• TEXT PASSAGE

%%

I hope I was there for you
The last few nights have been really bad for me for some reason. Maybe the anxiety which I bury quite firmly during the day comes to the surface at night when my will is no longer strong enough to defeat it. I try not to lay there going over the problems of the day, I try to pray and meditate and bring positive thoughts back into my mind but it is not easy.
I had a friend who lived to be 102, when she was about 95 she discovered that being a light sleeper and waking up in the wee small hours gave her a lot more time for prayer. So she informed friends and church members that they could ring her with their problems and have a good night's sleep knowing that she was praying for them during the night. No need for us all to be awake, she told them.
The EEG was done yesterday for Ray so I hope to find out if he has been having fits and if so is there a medication that will help with that. If he hasn't been having fits then I guess the black-outs are due to another reason, maybe TIAs and will have to be treated accordingly. It is all a bit of a lottery isn't it? The docs do tests from 1-5, 6-10, 11-15 etc and if you don't have any of those things well they put the problem in the too hard basket and you get to live with it, or die from it.
This week I am having the built-in wardrobe fitted in our bedroom. It has lots of shelves and compartments so I am hoping it will be a place where I can not only put things but be able to easily find them again. I am replacing the other wardrobe with a linen cupboard so I can have the bedlinen etc where I can access it easily for quick bed changes - yes even at 3am I shoud be organised! The dressing table is going, it is old and long since served out it's purpose and I may need a lifter for Ray in the future so that will make the room for that. The bedroom is becoming more the sickroom now, not an idea I like but to be practical it has to happen.
Ray still hasn't had any physio but he is on the list. The staff is working with low numbers as the nurses and therapists are also down with all the current viruses and so those who can work are just skimming the surface of the needs of the patients. The OTs came yesterday, did a ten minute assessment on Ray and vanished promising to get back to him if they have time during the week. I understand about the shortage but shudder at the thought of all those people who are missing out on the treatment they need because of the current batch of viruses and other illnesses that are plaguing the staff.
I am in the usual predicament of having only a handful of people to turn to in the lonely hours. Being in the retirement bracket means most of our contemporaries, newly retired, are doing the round Australia trip, wintering in the sunny climes of northern Queensland and the Northern Territory or jetting off to Europe and Asia and doing the tourist thing there. That leaves me and the over eighties to talk to each other. Luckily I have a lot of nice acquaintances that I can talk to on the phone at night. But they don't drive the 45 minutes to the hospital so that leaves Ray without visitors too. I am sure a lot of folk are thinking of us, I just wish some of them would reach for the phone and give me a call occassionally.

%%

Stored data entries
%%

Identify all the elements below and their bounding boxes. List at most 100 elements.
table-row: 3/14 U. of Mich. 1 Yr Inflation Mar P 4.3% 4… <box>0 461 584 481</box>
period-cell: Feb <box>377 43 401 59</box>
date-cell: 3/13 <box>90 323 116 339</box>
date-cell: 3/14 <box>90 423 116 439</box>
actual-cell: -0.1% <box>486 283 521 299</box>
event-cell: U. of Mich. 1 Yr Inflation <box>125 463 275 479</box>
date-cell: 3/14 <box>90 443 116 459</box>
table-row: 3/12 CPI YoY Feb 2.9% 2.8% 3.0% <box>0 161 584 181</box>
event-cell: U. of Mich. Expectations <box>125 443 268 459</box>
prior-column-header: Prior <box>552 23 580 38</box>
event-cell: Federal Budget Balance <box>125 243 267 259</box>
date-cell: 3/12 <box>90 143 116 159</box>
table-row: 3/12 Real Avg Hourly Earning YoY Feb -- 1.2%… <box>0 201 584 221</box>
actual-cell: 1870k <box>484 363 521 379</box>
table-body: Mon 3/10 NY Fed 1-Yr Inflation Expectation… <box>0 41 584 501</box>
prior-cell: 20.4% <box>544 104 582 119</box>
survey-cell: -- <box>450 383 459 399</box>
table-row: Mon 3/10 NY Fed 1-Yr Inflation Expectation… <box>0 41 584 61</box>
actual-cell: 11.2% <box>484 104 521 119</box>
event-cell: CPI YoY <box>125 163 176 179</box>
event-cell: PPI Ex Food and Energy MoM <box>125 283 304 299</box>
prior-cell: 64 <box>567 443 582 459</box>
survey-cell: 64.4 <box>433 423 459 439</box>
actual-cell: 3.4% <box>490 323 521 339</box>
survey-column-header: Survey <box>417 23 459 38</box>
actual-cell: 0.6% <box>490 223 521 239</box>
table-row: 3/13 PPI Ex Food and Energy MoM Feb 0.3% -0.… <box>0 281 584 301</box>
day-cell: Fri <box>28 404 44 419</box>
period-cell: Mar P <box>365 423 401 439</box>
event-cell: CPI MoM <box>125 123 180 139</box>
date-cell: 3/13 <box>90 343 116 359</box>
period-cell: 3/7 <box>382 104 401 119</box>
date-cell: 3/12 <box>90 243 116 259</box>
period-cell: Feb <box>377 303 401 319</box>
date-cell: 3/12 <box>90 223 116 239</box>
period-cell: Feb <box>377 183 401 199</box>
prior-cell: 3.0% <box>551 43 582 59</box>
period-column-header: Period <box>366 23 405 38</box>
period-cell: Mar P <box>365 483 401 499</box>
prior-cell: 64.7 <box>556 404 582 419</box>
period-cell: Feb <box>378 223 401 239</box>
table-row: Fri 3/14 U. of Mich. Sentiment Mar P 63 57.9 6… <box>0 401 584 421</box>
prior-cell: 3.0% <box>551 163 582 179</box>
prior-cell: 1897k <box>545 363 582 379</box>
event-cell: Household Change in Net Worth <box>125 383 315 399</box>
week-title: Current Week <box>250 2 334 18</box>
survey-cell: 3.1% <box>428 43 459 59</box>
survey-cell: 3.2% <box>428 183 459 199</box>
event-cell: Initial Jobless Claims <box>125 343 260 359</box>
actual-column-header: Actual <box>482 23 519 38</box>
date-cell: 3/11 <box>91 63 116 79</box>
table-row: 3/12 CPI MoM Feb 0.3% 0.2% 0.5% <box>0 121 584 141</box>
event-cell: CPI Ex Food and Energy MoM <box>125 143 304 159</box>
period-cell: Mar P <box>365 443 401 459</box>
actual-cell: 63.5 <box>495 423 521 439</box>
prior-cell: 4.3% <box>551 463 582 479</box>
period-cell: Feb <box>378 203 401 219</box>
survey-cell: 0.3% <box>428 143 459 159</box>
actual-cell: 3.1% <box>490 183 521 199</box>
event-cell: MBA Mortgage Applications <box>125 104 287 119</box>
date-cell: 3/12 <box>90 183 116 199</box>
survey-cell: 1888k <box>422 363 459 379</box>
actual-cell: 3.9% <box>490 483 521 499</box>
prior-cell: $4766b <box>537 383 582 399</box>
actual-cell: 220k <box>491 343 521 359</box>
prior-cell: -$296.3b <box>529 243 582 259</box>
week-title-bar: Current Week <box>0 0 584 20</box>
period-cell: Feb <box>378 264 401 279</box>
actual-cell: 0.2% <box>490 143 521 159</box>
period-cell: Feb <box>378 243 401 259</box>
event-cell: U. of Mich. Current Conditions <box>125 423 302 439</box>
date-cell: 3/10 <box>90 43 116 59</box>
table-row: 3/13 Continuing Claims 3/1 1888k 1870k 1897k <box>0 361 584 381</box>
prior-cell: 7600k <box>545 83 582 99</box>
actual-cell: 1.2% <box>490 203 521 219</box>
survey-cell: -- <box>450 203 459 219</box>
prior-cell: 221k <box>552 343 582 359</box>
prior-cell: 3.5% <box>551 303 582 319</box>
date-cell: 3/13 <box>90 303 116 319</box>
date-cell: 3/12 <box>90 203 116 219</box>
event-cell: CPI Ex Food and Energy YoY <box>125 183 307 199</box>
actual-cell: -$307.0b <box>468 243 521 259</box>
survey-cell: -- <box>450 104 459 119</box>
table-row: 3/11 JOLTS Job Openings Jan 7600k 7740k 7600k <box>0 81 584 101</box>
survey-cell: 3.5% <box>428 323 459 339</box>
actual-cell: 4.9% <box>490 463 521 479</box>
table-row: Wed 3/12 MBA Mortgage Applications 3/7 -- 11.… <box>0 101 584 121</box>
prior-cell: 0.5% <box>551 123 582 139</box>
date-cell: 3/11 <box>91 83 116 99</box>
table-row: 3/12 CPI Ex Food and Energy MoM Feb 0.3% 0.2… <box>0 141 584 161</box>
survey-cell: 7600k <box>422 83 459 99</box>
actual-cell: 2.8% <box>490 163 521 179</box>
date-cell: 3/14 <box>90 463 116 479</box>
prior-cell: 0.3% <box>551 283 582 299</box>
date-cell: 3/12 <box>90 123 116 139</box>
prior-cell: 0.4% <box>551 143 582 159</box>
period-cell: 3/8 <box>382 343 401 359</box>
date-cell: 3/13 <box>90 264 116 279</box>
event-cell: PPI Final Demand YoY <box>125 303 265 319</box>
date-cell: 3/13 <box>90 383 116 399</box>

%%

• REQUIREMENT 1
Using the text headed "I hope I was there for you," say whether each statement agrees with it, answering yes or no and quoting the words that decide it: (a) The writer's friend lived to be 102. (b) Ray has already begun physio. (c) The OTs spent about thirty minutes assessing Ray.
• REQUIREMENT 2
Retype the part of the text headed "I hope I was there for you" that lies between "Ray still hasn't" and "plaguing the staff.", inclusive.

• SOLUTION 1
(a) Yes: "I had a friend who lived to be 102"
(b) No: "Ray still hasn't had any physio but he is on the list."
(c) No: "did a ten minute assessment on Ray"

• SOLUTION 2
Ray still hasn't had any physio but he is on the list. The staff is working with low numbers as the nurses and therapists are also down with all the current viruses and so those who can work are just skimming the surface of the needs of the patients. The OTs came yesterday, did a ten minute assessment on Ray and vanished promising to get back to him if they have time during the week. I understand about the shortage but shudder at the thought of all those people who are missing out on the treatment they need because of the current batch of viruses and other illnesses that are plaguing the staff.